Input for this task:

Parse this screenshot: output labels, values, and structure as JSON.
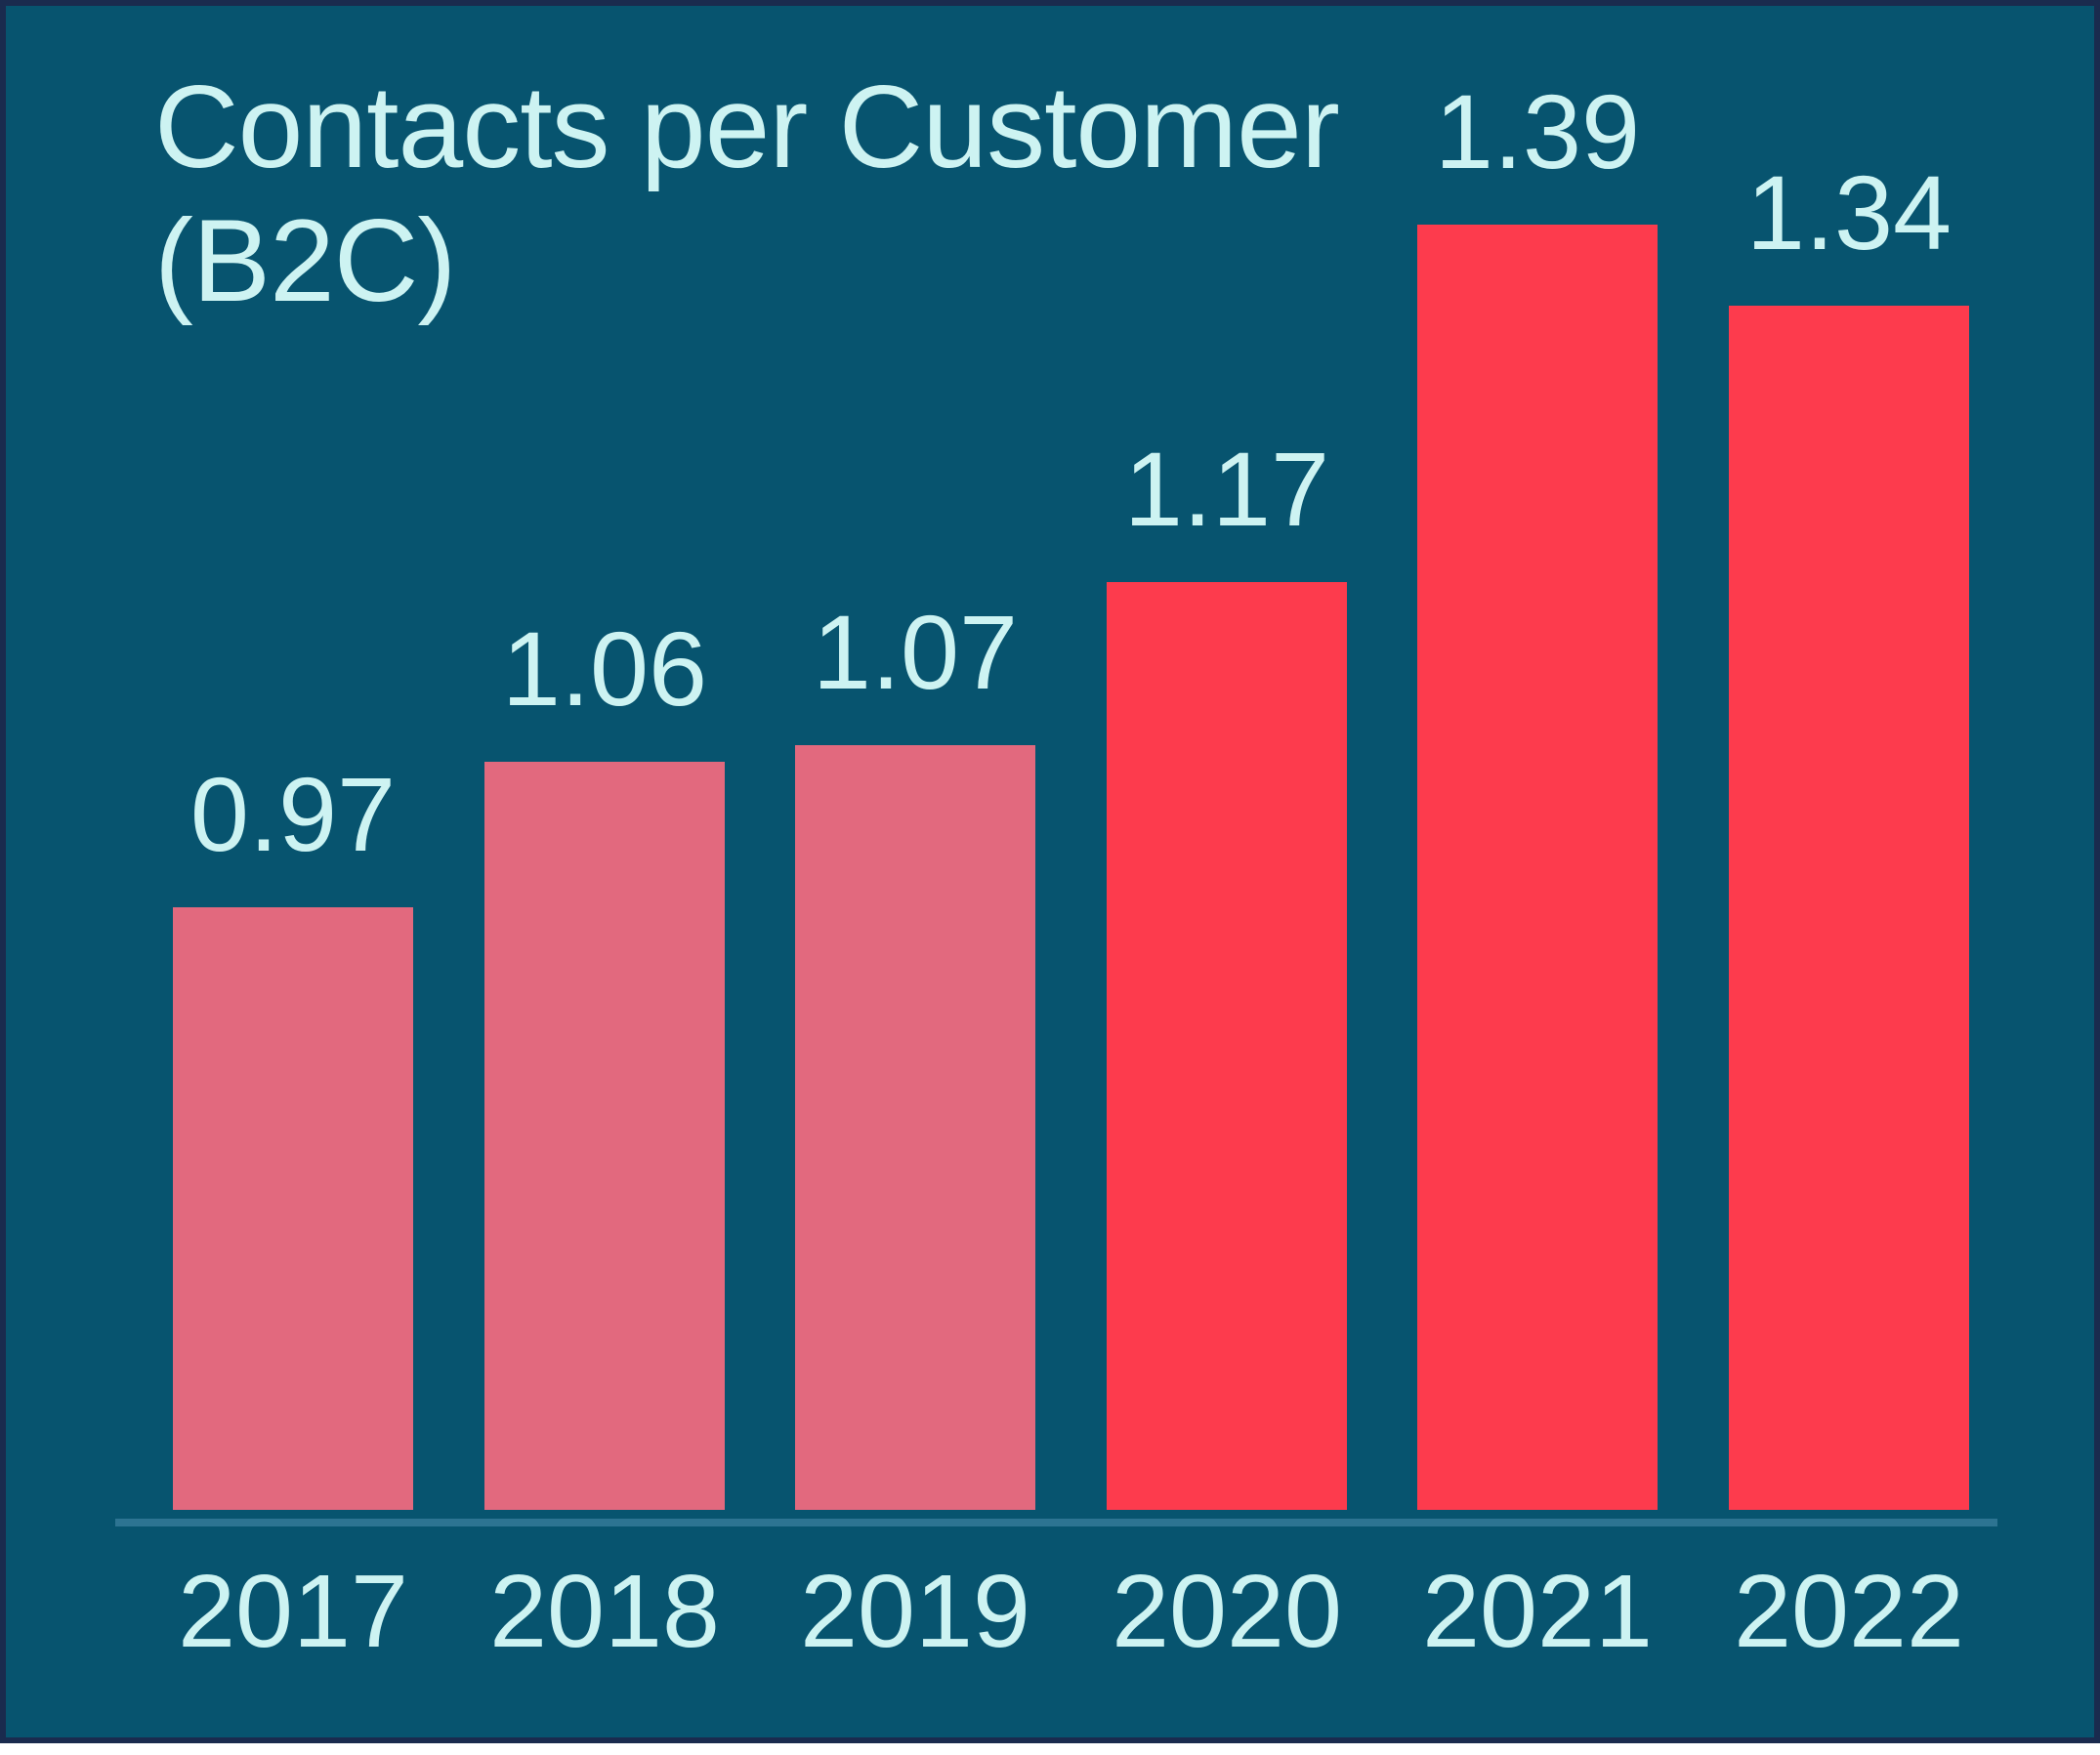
{
  "chart_data": {
    "type": "bar",
    "title": "Contacts per Customer\n(B2C)",
    "categories": [
      "2017",
      "2018",
      "2019",
      "2020",
      "2021",
      "2022"
    ],
    "values": [
      0.97,
      1.06,
      1.07,
      1.17,
      1.39,
      1.34
    ],
    "data_labels": [
      "0.97",
      "1.06",
      "1.07",
      "1.17",
      "1.39",
      "1.34"
    ],
    "bar_colors": [
      "#E2697E",
      "#E2697E",
      "#E2697E",
      "#FD3B4D",
      "#FD3B4D",
      "#FD3B4D"
    ],
    "xlabel": "",
    "ylabel": "",
    "ylim": [
      0.6,
      1.49
    ],
    "grid": false,
    "legend": false,
    "y_axis_visible": false,
    "colors": {
      "background": "#07546F",
      "frame_border": "#1A2B4E",
      "label_text": "#CDF3F2",
      "axis_line": "#2D7492"
    }
  }
}
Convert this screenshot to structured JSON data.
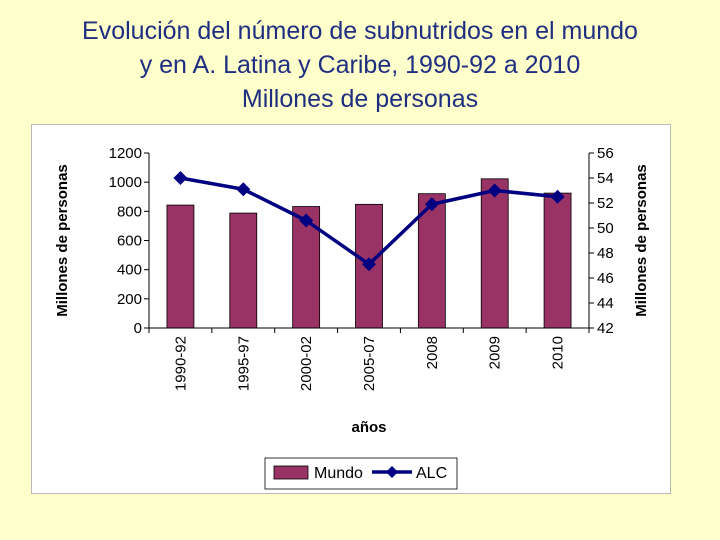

Given instruction:
Lines of the material that contain the word "values" are to be gathered.

Worked answer:
Parse this screenshot: output labels, values, and structure as JSON.
    "values": [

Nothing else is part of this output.